GIVEN EXERCISE:
Reproduce each of the following rows verbatim, character for character.

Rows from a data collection
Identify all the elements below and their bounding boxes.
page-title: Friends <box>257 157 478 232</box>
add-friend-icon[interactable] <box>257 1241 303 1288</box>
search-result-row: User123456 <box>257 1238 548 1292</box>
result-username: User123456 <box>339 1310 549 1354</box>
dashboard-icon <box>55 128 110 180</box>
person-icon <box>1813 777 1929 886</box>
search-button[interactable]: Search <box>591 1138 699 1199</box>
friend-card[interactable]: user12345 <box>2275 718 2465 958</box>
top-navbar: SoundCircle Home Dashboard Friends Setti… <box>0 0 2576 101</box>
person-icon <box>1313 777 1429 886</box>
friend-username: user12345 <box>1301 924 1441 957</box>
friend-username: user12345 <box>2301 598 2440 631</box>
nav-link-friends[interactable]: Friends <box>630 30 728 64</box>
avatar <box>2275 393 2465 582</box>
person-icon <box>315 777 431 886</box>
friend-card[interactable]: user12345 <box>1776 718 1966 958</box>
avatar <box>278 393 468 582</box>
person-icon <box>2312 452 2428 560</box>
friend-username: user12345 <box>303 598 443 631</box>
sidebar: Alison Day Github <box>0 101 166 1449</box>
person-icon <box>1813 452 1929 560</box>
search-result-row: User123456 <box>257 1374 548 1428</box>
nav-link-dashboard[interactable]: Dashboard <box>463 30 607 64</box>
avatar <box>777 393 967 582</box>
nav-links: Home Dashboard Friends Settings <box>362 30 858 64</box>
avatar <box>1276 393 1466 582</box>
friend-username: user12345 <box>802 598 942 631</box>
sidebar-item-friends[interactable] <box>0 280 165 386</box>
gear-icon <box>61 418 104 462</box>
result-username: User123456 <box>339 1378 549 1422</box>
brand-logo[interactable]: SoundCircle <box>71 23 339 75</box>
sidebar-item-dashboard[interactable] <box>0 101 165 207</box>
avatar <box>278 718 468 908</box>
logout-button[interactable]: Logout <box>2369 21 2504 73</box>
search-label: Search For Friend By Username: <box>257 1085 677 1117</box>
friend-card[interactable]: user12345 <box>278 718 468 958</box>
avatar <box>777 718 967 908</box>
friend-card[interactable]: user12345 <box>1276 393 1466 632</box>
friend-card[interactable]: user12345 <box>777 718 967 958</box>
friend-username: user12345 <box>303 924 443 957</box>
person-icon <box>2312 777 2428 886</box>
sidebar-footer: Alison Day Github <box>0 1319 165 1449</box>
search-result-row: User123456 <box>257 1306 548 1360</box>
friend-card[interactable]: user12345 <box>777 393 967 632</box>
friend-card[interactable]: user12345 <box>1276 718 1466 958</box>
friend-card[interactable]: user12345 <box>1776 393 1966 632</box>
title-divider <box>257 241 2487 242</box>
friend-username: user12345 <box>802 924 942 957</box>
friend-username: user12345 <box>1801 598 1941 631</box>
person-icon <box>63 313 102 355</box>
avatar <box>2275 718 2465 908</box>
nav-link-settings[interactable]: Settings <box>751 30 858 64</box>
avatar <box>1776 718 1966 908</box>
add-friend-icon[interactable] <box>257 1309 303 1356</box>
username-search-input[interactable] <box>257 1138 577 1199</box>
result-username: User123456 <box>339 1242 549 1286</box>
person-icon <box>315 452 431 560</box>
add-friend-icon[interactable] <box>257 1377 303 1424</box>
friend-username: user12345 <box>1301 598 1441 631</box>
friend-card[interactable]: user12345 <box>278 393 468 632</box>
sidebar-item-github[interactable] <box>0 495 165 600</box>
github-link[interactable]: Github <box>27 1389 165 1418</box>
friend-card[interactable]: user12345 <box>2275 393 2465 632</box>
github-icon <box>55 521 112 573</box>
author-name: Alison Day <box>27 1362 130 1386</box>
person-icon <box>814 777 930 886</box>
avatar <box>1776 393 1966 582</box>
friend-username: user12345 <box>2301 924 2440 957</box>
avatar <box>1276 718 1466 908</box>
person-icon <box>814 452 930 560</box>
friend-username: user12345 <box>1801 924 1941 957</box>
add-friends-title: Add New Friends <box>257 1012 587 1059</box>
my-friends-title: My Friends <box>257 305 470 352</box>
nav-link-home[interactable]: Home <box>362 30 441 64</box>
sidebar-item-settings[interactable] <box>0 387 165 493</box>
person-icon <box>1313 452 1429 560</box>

OUTPUT FOR THIS EXERCISE:
Identify all the elements below and their bounding boxes.
page-title: Friends <box>257 157 478 232</box>
add-friend-icon[interactable] <box>257 1241 303 1288</box>
search-result-row: User123456 <box>257 1238 548 1292</box>
result-username: User123456 <box>339 1310 549 1354</box>
dashboard-icon <box>55 128 110 180</box>
person-icon <box>1813 777 1929 886</box>
search-button[interactable]: Search <box>591 1138 699 1199</box>
friend-card[interactable]: user12345 <box>2275 718 2465 958</box>
top-navbar: SoundCircle Home Dashboard Friends Setti… <box>0 0 2576 101</box>
person-icon <box>1313 777 1429 886</box>
friend-username: user12345 <box>1301 924 1441 957</box>
friend-username: user12345 <box>2301 598 2440 631</box>
nav-link-friends[interactable]: Friends <box>630 30 728 64</box>
avatar <box>2275 393 2465 582</box>
person-icon <box>315 777 431 886</box>
friend-card[interactable]: user12345 <box>1776 718 1966 958</box>
avatar <box>278 393 468 582</box>
person-icon <box>2312 452 2428 560</box>
friend-username: user12345 <box>303 598 443 631</box>
sidebar: Alison Day Github <box>0 101 166 1449</box>
person-icon <box>1813 452 1929 560</box>
search-result-row: User123456 <box>257 1374 548 1428</box>
nav-link-dashboard[interactable]: Dashboard <box>463 30 607 64</box>
avatar <box>777 393 967 582</box>
nav-links: Home Dashboard Friends Settings <box>362 30 858 64</box>
avatar <box>1276 393 1466 582</box>
friend-username: user12345 <box>802 598 942 631</box>
sidebar-item-friends[interactable] <box>0 280 165 386</box>
gear-icon <box>61 418 104 462</box>
result-username: User123456 <box>339 1378 549 1422</box>
brand-logo[interactable]: SoundCircle <box>71 23 339 75</box>
sidebar-item-dashboard[interactable] <box>0 101 165 207</box>
avatar <box>278 718 468 908</box>
logout-button[interactable]: Logout <box>2369 21 2504 73</box>
search-label: Search For Friend By Username: <box>257 1085 677 1117</box>
friend-card[interactable]: user12345 <box>278 718 468 958</box>
avatar <box>777 718 967 908</box>
friend-card[interactable]: user12345 <box>1276 393 1466 632</box>
friend-card[interactable]: user12345 <box>777 718 967 958</box>
friend-username: user12345 <box>303 924 443 957</box>
person-icon <box>2312 777 2428 886</box>
sidebar-footer: Alison Day Github <box>0 1319 165 1449</box>
search-result-row: User123456 <box>257 1306 548 1360</box>
friend-card[interactable]: user12345 <box>777 393 967 632</box>
friend-card[interactable]: user12345 <box>1276 718 1466 958</box>
friend-card[interactable]: user12345 <box>1776 393 1966 632</box>
title-divider <box>257 241 2487 242</box>
friend-username: user12345 <box>802 924 942 957</box>
friend-username: user12345 <box>1801 598 1941 631</box>
person-icon <box>63 313 102 355</box>
avatar <box>2275 718 2465 908</box>
nav-link-settings[interactable]: Settings <box>751 30 858 64</box>
avatar <box>1776 718 1966 908</box>
add-friend-icon[interactable] <box>257 1309 303 1356</box>
username-search-input[interactable] <box>257 1138 577 1199</box>
result-username: User123456 <box>339 1242 549 1286</box>
person-icon <box>315 452 431 560</box>
add-friend-icon[interactable] <box>257 1377 303 1424</box>
friend-username: user12345 <box>1301 598 1441 631</box>
friend-card[interactable]: user12345 <box>278 393 468 632</box>
sidebar-item-github[interactable] <box>0 495 165 600</box>
github-link[interactable]: Github <box>27 1389 165 1418</box>
friend-card[interactable]: user12345 <box>2275 393 2465 632</box>
github-icon <box>55 521 112 573</box>
author-name: Alison Day <box>27 1362 130 1386</box>
person-icon <box>814 777 930 886</box>
avatar <box>1776 393 1966 582</box>
friend-username: user12345 <box>2301 924 2440 957</box>
avatar <box>1276 718 1466 908</box>
person-icon <box>814 452 930 560</box>
friend-username: user12345 <box>1801 924 1941 957</box>
add-friends-title: Add New Friends <box>257 1012 587 1059</box>
my-friends-title: My Friends <box>257 305 470 352</box>
nav-link-home[interactable]: Home <box>362 30 441 64</box>
sidebar-item-settings[interactable] <box>0 387 165 493</box>
person-icon <box>1313 452 1429 560</box>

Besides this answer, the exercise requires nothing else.